Return a copy of every line in the records that includes the word "JSON".

──────────────────────────────

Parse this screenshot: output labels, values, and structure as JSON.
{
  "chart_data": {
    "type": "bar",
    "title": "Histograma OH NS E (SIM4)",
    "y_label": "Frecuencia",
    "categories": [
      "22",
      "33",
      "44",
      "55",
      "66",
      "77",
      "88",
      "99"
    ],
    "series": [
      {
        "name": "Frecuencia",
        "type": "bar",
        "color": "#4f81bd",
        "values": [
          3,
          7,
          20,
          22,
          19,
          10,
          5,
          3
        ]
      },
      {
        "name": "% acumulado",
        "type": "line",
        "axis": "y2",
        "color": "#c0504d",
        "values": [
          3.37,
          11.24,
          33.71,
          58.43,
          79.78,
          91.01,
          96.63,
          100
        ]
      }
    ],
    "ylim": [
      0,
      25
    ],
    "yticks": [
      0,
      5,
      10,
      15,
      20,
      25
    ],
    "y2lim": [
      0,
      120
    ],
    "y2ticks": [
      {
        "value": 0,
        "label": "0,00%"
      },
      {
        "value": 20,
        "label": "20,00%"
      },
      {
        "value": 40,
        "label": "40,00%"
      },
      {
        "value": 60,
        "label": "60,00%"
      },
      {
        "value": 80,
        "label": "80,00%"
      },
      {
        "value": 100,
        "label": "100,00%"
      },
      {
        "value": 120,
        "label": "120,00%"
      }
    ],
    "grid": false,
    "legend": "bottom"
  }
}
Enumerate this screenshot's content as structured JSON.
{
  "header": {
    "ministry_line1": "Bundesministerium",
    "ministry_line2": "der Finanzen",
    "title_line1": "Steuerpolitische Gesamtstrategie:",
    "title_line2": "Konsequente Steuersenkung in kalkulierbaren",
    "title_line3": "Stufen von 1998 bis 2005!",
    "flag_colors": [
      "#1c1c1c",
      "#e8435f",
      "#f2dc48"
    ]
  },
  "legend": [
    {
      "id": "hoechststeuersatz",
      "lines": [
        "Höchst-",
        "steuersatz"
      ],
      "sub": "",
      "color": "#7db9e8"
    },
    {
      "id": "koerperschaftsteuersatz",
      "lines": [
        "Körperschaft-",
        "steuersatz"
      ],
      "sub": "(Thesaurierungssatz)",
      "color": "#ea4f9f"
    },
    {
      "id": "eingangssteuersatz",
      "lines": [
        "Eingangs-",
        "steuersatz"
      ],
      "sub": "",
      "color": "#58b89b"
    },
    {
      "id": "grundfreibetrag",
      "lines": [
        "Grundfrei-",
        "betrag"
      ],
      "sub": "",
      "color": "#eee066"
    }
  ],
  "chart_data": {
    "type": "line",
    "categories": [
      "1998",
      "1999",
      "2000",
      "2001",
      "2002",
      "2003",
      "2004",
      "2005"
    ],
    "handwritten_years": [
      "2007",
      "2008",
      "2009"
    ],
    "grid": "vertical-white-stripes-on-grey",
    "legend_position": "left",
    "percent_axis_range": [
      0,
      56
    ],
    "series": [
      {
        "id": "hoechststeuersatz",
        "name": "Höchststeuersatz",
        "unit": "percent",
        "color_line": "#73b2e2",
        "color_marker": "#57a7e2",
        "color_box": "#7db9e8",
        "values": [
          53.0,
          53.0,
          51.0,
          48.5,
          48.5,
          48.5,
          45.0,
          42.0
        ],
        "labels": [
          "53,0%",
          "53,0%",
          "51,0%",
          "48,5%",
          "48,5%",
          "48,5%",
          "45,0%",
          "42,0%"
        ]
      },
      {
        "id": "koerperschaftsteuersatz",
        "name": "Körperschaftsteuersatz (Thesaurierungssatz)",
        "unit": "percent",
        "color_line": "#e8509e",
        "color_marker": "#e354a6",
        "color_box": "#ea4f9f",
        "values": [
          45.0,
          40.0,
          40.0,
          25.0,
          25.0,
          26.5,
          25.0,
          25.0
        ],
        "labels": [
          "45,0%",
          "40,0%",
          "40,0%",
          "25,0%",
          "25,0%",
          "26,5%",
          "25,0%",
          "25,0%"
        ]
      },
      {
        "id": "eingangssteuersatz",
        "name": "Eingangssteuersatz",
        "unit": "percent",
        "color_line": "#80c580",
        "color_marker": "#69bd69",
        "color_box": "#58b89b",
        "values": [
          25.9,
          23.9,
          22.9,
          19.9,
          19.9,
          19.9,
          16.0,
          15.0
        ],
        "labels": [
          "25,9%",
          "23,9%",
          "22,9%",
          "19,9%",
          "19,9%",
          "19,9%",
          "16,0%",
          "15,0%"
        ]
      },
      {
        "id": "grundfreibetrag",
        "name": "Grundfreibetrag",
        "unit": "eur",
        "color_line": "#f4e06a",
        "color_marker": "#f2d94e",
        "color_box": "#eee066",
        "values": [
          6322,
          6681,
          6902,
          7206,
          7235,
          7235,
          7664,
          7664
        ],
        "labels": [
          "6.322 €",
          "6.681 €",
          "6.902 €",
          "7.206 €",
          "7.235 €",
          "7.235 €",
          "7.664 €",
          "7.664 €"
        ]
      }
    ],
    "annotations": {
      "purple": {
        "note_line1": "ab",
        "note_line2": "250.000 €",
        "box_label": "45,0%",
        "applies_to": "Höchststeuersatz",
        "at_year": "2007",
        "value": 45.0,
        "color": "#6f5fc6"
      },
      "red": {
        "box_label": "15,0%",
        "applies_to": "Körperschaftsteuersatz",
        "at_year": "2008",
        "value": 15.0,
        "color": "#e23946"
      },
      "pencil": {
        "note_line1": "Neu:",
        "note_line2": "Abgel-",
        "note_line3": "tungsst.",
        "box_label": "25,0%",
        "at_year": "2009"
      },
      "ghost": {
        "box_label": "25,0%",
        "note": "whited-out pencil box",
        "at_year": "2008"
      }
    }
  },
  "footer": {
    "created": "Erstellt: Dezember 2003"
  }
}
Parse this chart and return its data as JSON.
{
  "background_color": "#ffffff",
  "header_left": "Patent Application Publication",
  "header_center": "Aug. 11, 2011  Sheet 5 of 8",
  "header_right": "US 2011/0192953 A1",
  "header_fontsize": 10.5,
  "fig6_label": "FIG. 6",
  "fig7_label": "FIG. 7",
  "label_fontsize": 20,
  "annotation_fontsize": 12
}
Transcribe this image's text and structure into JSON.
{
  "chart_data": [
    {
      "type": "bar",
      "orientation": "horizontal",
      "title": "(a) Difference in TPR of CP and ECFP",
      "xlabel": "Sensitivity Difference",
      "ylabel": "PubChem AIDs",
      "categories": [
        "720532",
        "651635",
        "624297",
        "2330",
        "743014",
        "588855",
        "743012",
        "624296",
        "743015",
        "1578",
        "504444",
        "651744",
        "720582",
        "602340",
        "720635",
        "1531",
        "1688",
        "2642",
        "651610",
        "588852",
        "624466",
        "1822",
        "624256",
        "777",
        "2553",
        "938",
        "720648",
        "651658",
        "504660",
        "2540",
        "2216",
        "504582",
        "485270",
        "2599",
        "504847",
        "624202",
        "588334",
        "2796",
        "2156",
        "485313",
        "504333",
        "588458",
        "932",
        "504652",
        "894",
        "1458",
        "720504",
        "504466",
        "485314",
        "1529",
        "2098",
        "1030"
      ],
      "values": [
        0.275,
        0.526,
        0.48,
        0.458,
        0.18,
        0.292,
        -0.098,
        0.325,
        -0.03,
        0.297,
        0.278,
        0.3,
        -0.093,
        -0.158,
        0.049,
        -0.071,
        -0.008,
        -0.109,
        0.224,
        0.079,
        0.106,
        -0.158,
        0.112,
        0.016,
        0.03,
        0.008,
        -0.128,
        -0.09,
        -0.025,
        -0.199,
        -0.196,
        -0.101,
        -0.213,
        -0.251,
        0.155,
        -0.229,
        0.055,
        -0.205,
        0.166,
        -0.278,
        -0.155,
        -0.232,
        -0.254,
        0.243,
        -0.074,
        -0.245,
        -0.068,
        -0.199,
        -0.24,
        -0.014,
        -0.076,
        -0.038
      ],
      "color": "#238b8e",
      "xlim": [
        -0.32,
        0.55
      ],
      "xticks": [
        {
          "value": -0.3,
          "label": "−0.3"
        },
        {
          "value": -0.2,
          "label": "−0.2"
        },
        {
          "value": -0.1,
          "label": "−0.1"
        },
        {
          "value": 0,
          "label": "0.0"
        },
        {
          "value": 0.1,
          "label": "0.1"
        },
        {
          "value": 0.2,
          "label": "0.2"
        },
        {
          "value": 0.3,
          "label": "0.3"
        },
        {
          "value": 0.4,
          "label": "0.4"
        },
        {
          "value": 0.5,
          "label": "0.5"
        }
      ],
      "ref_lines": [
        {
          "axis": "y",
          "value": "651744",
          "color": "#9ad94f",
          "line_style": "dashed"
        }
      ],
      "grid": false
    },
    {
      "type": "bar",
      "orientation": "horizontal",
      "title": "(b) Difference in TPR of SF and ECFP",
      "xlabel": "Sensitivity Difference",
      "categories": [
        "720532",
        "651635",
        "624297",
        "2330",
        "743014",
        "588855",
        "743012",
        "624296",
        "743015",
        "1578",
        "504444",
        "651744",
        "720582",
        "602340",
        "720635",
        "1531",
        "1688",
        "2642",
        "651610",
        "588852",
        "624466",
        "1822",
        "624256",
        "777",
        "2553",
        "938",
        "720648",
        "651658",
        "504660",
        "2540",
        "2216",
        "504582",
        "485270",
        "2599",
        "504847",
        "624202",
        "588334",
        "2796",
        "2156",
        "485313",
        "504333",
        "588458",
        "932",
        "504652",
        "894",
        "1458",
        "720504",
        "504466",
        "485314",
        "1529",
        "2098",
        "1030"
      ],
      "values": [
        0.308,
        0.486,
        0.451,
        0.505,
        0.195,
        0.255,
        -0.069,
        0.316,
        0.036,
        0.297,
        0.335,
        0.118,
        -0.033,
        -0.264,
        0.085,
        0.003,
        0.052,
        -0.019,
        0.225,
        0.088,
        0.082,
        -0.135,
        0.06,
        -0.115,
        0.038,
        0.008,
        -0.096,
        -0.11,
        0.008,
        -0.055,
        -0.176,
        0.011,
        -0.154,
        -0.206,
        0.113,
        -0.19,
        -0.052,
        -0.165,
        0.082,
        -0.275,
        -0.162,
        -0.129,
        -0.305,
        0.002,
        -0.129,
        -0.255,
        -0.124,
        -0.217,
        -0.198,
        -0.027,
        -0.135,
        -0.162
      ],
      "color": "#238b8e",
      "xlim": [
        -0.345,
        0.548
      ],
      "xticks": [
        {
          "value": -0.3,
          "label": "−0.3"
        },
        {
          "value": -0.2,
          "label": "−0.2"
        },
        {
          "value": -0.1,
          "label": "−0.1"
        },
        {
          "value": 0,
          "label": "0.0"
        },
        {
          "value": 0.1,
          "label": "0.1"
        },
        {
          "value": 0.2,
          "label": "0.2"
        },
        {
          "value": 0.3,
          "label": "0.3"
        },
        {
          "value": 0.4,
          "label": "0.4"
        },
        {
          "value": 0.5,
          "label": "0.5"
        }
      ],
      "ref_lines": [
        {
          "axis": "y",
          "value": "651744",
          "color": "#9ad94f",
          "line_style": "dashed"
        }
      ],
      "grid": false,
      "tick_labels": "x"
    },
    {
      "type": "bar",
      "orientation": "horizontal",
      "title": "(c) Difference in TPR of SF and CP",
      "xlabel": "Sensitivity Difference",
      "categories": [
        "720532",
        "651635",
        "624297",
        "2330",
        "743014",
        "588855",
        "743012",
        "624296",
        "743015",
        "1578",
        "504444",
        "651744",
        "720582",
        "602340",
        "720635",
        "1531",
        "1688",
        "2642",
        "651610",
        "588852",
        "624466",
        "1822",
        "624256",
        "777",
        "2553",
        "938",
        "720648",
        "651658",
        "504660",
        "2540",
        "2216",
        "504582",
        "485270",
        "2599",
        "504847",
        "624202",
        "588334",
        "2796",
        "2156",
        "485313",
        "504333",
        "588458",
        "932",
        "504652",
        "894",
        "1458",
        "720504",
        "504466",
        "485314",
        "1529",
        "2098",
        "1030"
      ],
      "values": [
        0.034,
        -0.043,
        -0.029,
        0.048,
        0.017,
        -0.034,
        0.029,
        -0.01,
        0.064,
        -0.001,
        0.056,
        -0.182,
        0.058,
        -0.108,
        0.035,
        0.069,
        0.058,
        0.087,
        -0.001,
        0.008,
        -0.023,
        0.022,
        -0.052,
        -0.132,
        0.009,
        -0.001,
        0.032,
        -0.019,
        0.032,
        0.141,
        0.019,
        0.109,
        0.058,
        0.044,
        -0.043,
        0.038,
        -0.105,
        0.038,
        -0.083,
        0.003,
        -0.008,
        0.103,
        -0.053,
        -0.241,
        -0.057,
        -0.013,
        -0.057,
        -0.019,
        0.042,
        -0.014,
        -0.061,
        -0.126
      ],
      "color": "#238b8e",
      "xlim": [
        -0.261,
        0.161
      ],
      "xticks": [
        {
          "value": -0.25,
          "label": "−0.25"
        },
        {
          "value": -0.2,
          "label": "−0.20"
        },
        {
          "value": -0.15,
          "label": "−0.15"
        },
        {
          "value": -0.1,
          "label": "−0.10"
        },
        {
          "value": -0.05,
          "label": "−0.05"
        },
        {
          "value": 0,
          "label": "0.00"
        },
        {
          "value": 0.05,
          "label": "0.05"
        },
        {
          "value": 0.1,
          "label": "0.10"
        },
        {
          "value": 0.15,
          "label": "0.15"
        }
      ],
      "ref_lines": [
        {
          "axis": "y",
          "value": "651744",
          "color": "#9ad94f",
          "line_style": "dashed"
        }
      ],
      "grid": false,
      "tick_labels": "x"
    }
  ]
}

──────────────────────────────

# Task answer
Parse this screenshot: output labels, values, and structure as JSON.
Enumerate this screenshot's content as structured JSON.
Parse this chart and return its data as JSON.
Transcribe this image's text and structure into JSON.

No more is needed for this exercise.